All the records that follow need to be reproduced exactly. Omit the images.

Stored entries =>
━━━
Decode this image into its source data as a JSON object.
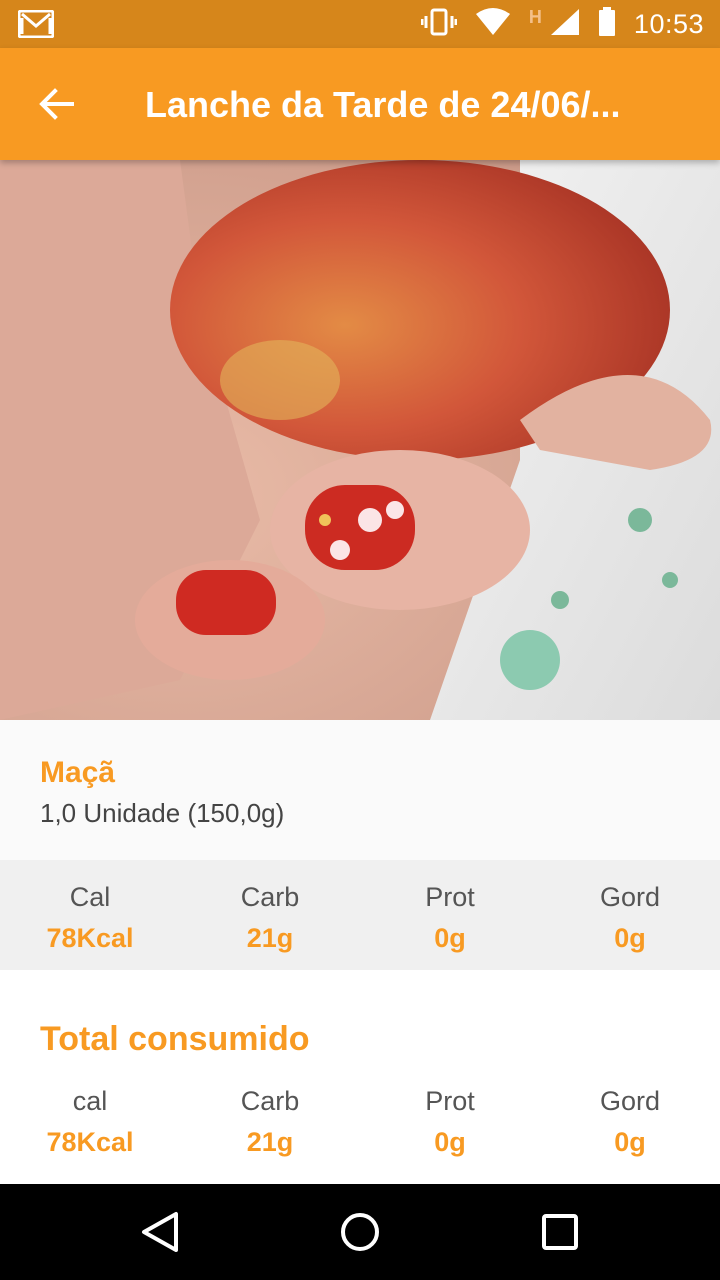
{
  "status_bar": {
    "time": "10:53",
    "network_label": "H"
  },
  "app_bar": {
    "title": "Lanche da Tarde de 24/06/..."
  },
  "food_item": {
    "name": "Maçã",
    "portion": "1,0 Unidade (150,0g)"
  },
  "item_macros": [
    {
      "label": "Cal",
      "value": "78Kcal"
    },
    {
      "label": "Carb",
      "value": "21g"
    },
    {
      "label": "Prot",
      "value": "0g"
    },
    {
      "label": "Gord",
      "value": "0g"
    }
  ],
  "total": {
    "title": "Total consumido",
    "macros": [
      {
        "label": "cal",
        "value": "78Kcal"
      },
      {
        "label": "Carb",
        "value": "21g"
      },
      {
        "label": "Prot",
        "value": "0g"
      },
      {
        "label": "Gord",
        "value": "0g"
      }
    ]
  },
  "colors": {
    "status_bar": "#d6861b",
    "app_bar": "#f89a22",
    "accent": "#f89a22"
  },
  "icons": [
    "gmail-icon",
    "vibrate-icon",
    "wifi-icon",
    "signal-icon",
    "battery-icon",
    "back-arrow-icon",
    "heart-icon",
    "nav-back-icon",
    "nav-home-icon",
    "nav-recents-icon"
  ]
}
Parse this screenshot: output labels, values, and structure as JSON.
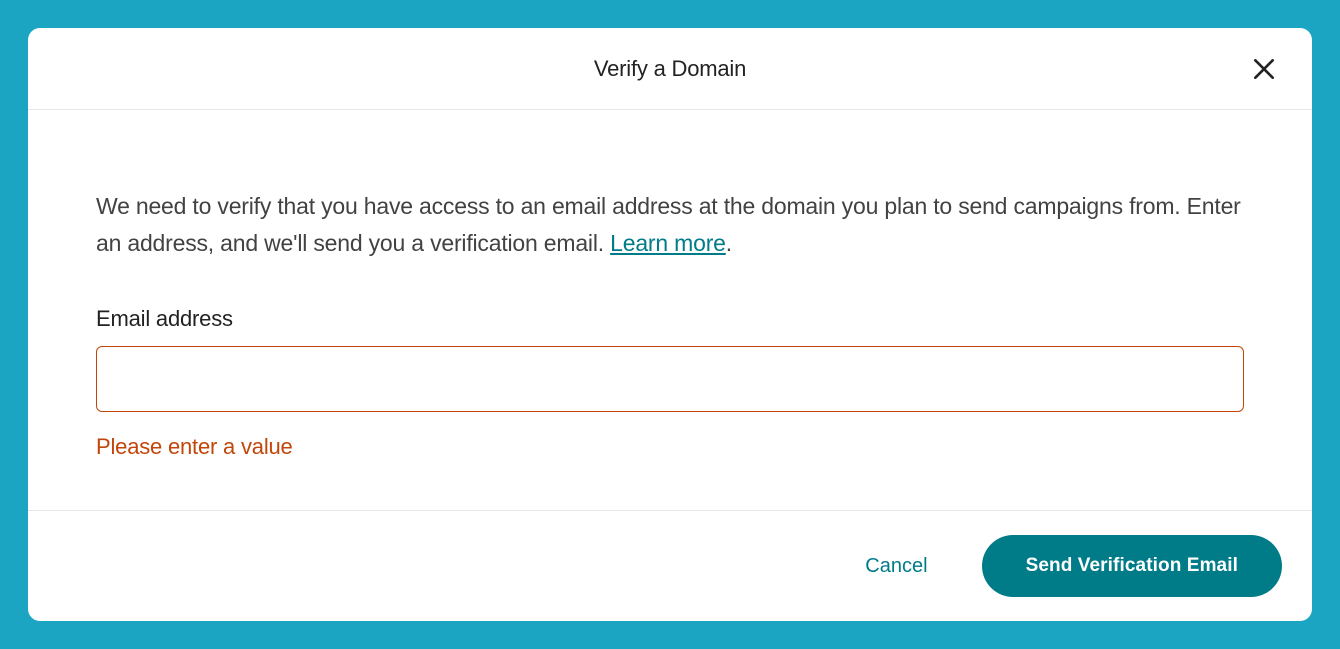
{
  "modal": {
    "title": "Verify a Domain",
    "description_text": "We need to verify that you have access to an email address at the domain you plan to send campaigns from. Enter an address, and we'll send you a verification email. ",
    "learn_more_label": "Learn more",
    "period": ".",
    "field": {
      "label": "Email address",
      "value": "",
      "error": "Please enter a value"
    },
    "footer": {
      "cancel_label": "Cancel",
      "submit_label": "Send Verification Email"
    }
  },
  "colors": {
    "backdrop": "#1ba5c2",
    "accent": "#007c89",
    "error": "#c2460a"
  }
}
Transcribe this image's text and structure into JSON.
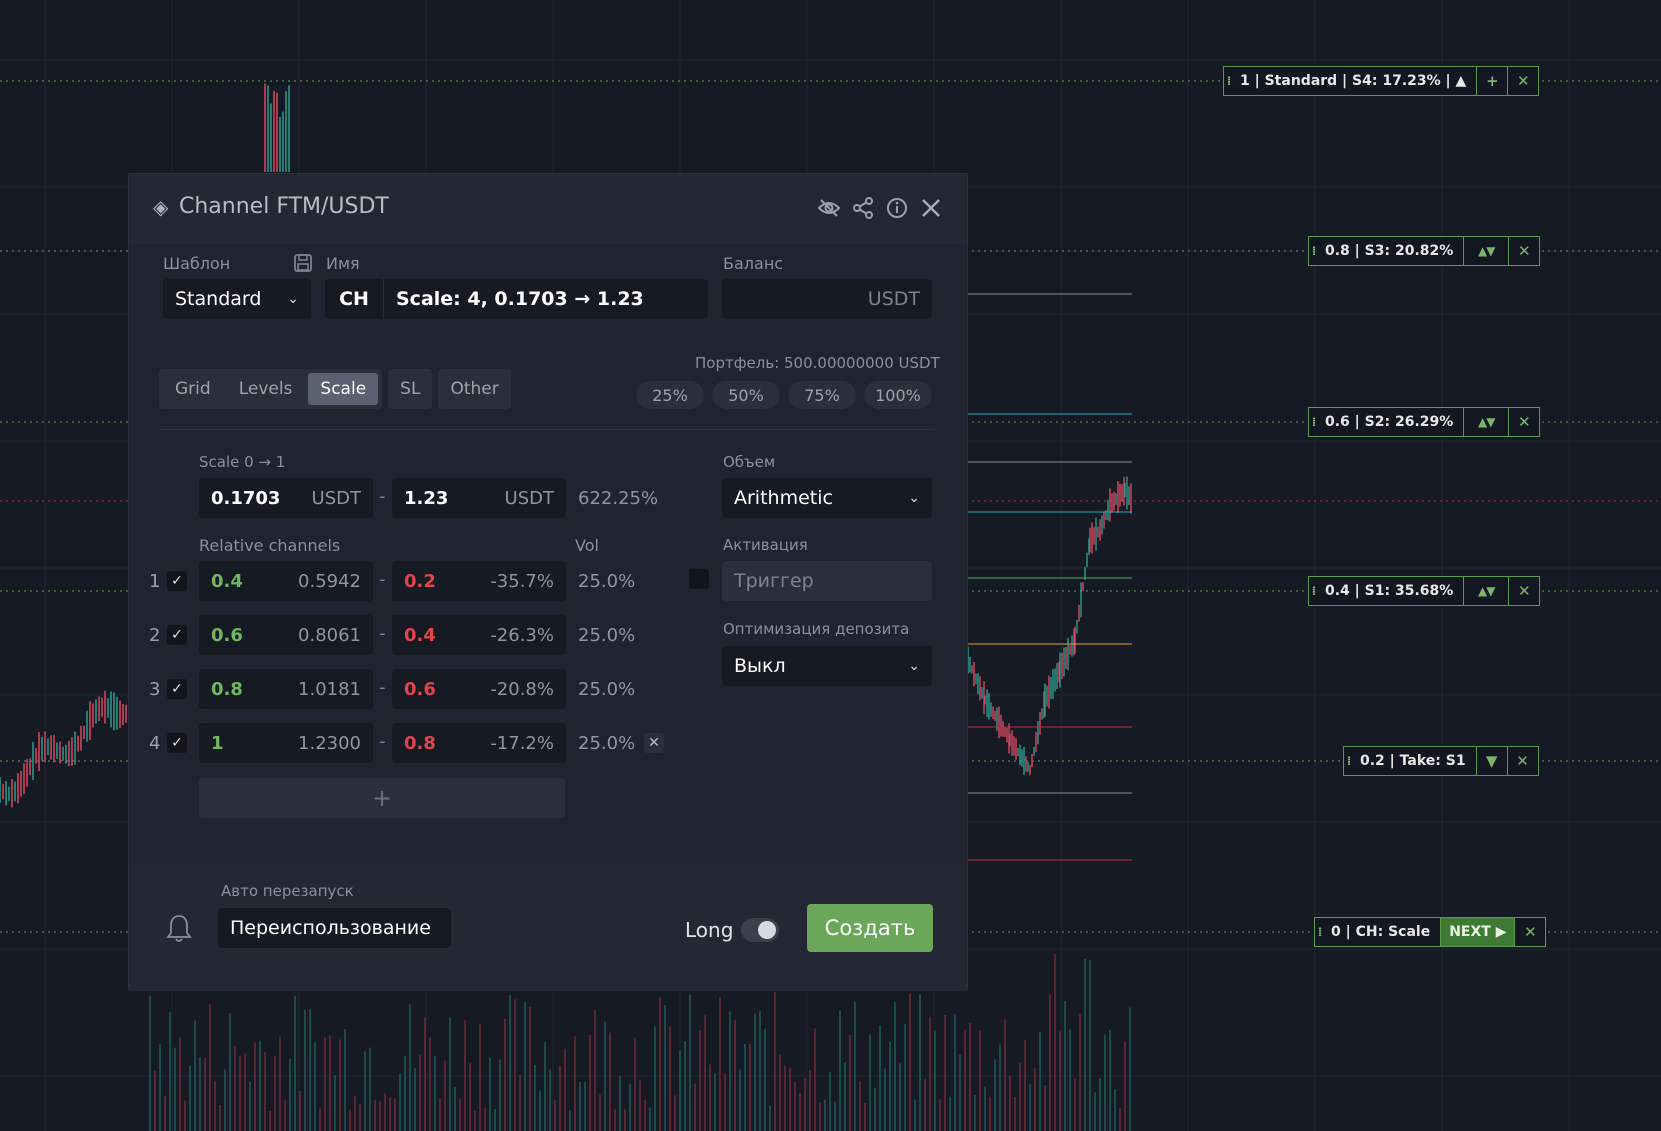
{
  "order_labels": [
    {
      "text": "1 | Standard | S4: 17.23% | ▲",
      "buttons": [
        "+",
        "✕"
      ]
    },
    {
      "text": "0.8 | S3: 20.82%",
      "buttons": [
        "▲▼",
        "✕"
      ]
    },
    {
      "text": "0.6 | S2: 26.29%",
      "buttons": [
        "▲▼",
        "✕"
      ]
    },
    {
      "text": "0.4 | S1: 35.68%",
      "buttons": [
        "▲▼",
        "✕"
      ]
    },
    {
      "text": "0.2 | Take: S1",
      "buttons": [
        "▼",
        "✕"
      ]
    },
    {
      "text": "0 | CH: Scale",
      "next": "NEXT ▶",
      "buttons": [
        "✕"
      ]
    }
  ],
  "dialog": {
    "title": "Channel FTM/USDT",
    "template_label": "Шаблон",
    "template_value": "Standard",
    "name_label": "Имя",
    "name_prefix": "CH",
    "name_value": "Scale: 4, 0.1703 → 1.23",
    "balance_label": "Баланс",
    "balance_unit": "USDT",
    "portfolio": "Портфель: 500.00000000  USDT",
    "tabs": [
      "Grid",
      "Levels",
      "Scale"
    ],
    "active_tab": "Scale",
    "extra_tabs": [
      "SL",
      "Other"
    ],
    "percent_buttons": [
      "25%",
      "50%",
      "75%",
      "100%"
    ],
    "scale_label": "Scale 0 → 1",
    "scale_from": "0.1703",
    "scale_to": "1.23",
    "scale_unit": "USDT",
    "scale_pct": "622.25%",
    "relative_label": "Relative channels",
    "vol_label": "Vol",
    "rows": [
      {
        "n": "1",
        "a": "0.4",
        "a_price": "0.5942",
        "b": "0.2",
        "b_pct": "-35.7%",
        "vol": "25.0%"
      },
      {
        "n": "2",
        "a": "0.6",
        "a_price": "0.8061",
        "b": "0.4",
        "b_pct": "-26.3%",
        "vol": "25.0%"
      },
      {
        "n": "3",
        "a": "0.8",
        "a_price": "1.0181",
        "b": "0.6",
        "b_pct": "-20.8%",
        "vol": "25.0%"
      },
      {
        "n": "4",
        "a": "1",
        "a_price": "1.2300",
        "b": "0.8",
        "b_pct": "-17.2%",
        "vol": "25.0%"
      }
    ],
    "add_row": "+",
    "volume_label": "Объем",
    "volume_value": "Arithmetic",
    "activation_label": "Активация",
    "activation_placeholder": "Триггер",
    "deposit_label": "Оптимизация депозита",
    "deposit_value": "Выкл",
    "auto_restart_label": "Авто перезапуск",
    "auto_restart_value": "Переиспользование",
    "long_label": "Long",
    "create_label": "Создать"
  }
}
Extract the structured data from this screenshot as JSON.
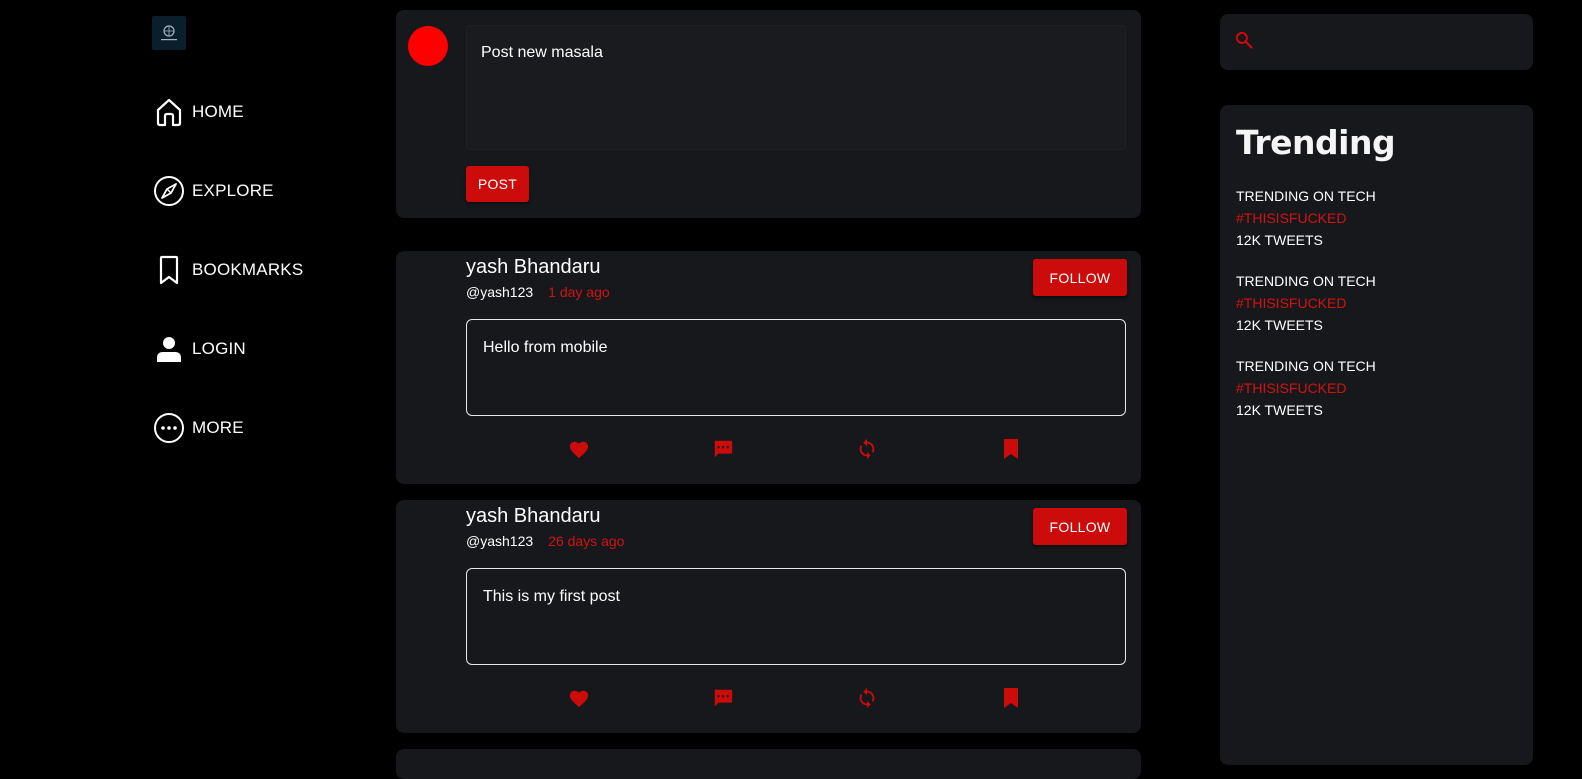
━━━
Expected answer =>
Decode this image into its source data as a JSON object.
{
  "status_bar": {
    "time": "10:53",
    "network_label": "H"
  },
  "app_bar": {
    "title": "Lanche da Tarde de 24/06/..."
  },
  "food_item": {
    "name": "Maçã",
    "portion": "1,0 Unidade (150,0g)"
  },
  "item_macros": [
    {
      "label": "Cal",
      "value": "78Kcal"
    },
    {
      "label": "Carb",
      "value": "21g"
    },
    {
      "label": "Prot",
      "value": "0g"
    },
    {
      "label": "Gord",
      "value": "0g"
    }
  ],
  "total": {
    "title": "Total consumido",
    "macros": [
      {
        "label": "cal",
        "value": "78Kcal"
      },
      {
        "label": "Carb",
        "value": "21g"
      },
      {
        "label": "Prot",
        "value": "0g"
      },
      {
        "label": "Gord",
        "value": "0g"
      }
    ]
  },
  "colors": {
    "status_bar": "#d6861b",
    "app_bar": "#f89a22",
    "accent": "#f89a22"
  },
  "icons": [
    "gmail-icon",
    "vibrate-icon",
    "wifi-icon",
    "signal-icon",
    "battery-icon",
    "back-arrow-icon",
    "heart-icon",
    "nav-back-icon",
    "nav-home-icon",
    "nav-recents-icon"
  ]
}
Parse this screenshot: output labels, values, and structure as JSON.
{
  "modal": {
    "title": "Verify a Domain",
    "description_text": "We need to verify that you have access to an email address at the domain you plan to send campaigns from. Enter an address, and we'll send you a verification email. ",
    "learn_more_label": "Learn more",
    "period": ".",
    "field": {
      "label": "Email address",
      "value": "",
      "error": "Please enter a value"
    },
    "footer": {
      "cancel_label": "Cancel",
      "submit_label": "Send Verification Email"
    }
  },
  "colors": {
    "backdrop": "#1ba5c2",
    "accent": "#007c89",
    "error": "#c2460a"
  }
}
Transcribe this image's text and structure into JSON.
{
  "order_labels": [
    {
      "text": "1 | Standard | S4: 17.23% | ▲",
      "buttons": [
        "+",
        "✕"
      ]
    },
    {
      "text": "0.8 | S3: 20.82%",
      "buttons": [
        "▲▼",
        "✕"
      ]
    },
    {
      "text": "0.6 | S2: 26.29%",
      "buttons": [
        "▲▼",
        "✕"
      ]
    },
    {
      "text": "0.4 | S1: 35.68%",
      "buttons": [
        "▲▼",
        "✕"
      ]
    },
    {
      "text": "0.2 | Take: S1",
      "buttons": [
        "▼",
        "✕"
      ]
    },
    {
      "text": "0 | CH: Scale",
      "next": "NEXT ▶",
      "buttons": [
        "✕"
      ]
    }
  ],
  "dialog": {
    "title": "Channel FTM/USDT",
    "template_label": "Шаблон",
    "template_value": "Standard",
    "name_label": "Имя",
    "name_prefix": "CH",
    "name_value": "Scale: 4, 0.1703 → 1.23",
    "balance_label": "Баланс",
    "balance_unit": "USDT",
    "portfolio": "Портфель: 500.00000000  USDT",
    "tabs": [
      "Grid",
      "Levels",
      "Scale"
    ],
    "active_tab": "Scale",
    "extra_tabs": [
      "SL",
      "Other"
    ],
    "percent_buttons": [
      "25%",
      "50%",
      "75%",
      "100%"
    ],
    "scale_label": "Scale 0 → 1",
    "scale_from": "0.1703",
    "scale_to": "1.23",
    "scale_unit": "USDT",
    "scale_pct": "622.25%",
    "relative_label": "Relative channels",
    "vol_label": "Vol",
    "rows": [
      {
        "n": "1",
        "a": "0.4",
        "a_price": "0.5942",
        "b": "0.2",
        "b_pct": "-35.7%",
        "vol": "25.0%"
      },
      {
        "n": "2",
        "a": "0.6",
        "a_price": "0.8061",
        "b": "0.4",
        "b_pct": "-26.3%",
        "vol": "25.0%"
      },
      {
        "n": "3",
        "a": "0.8",
        "a_price": "1.0181",
        "b": "0.6",
        "b_pct": "-20.8%",
        "vol": "25.0%"
      },
      {
        "n": "4",
        "a": "1",
        "a_price": "1.2300",
        "b": "0.8",
        "b_pct": "-17.2%",
        "vol": "25.0%"
      }
    ],
    "add_row": "+",
    "volume_label": "Объем",
    "volume_value": "Arithmetic",
    "activation_label": "Активация",
    "activation_placeholder": "Триггер",
    "deposit_label": "Оптимизация депозита",
    "deposit_value": "Выкл",
    "auto_restart_label": "Авто перезапуск",
    "auto_restart_value": "Переиспользование",
    "long_label": "Long",
    "create_label": "Создать"
  }
}
Extract the structured data from this screenshot as JSON.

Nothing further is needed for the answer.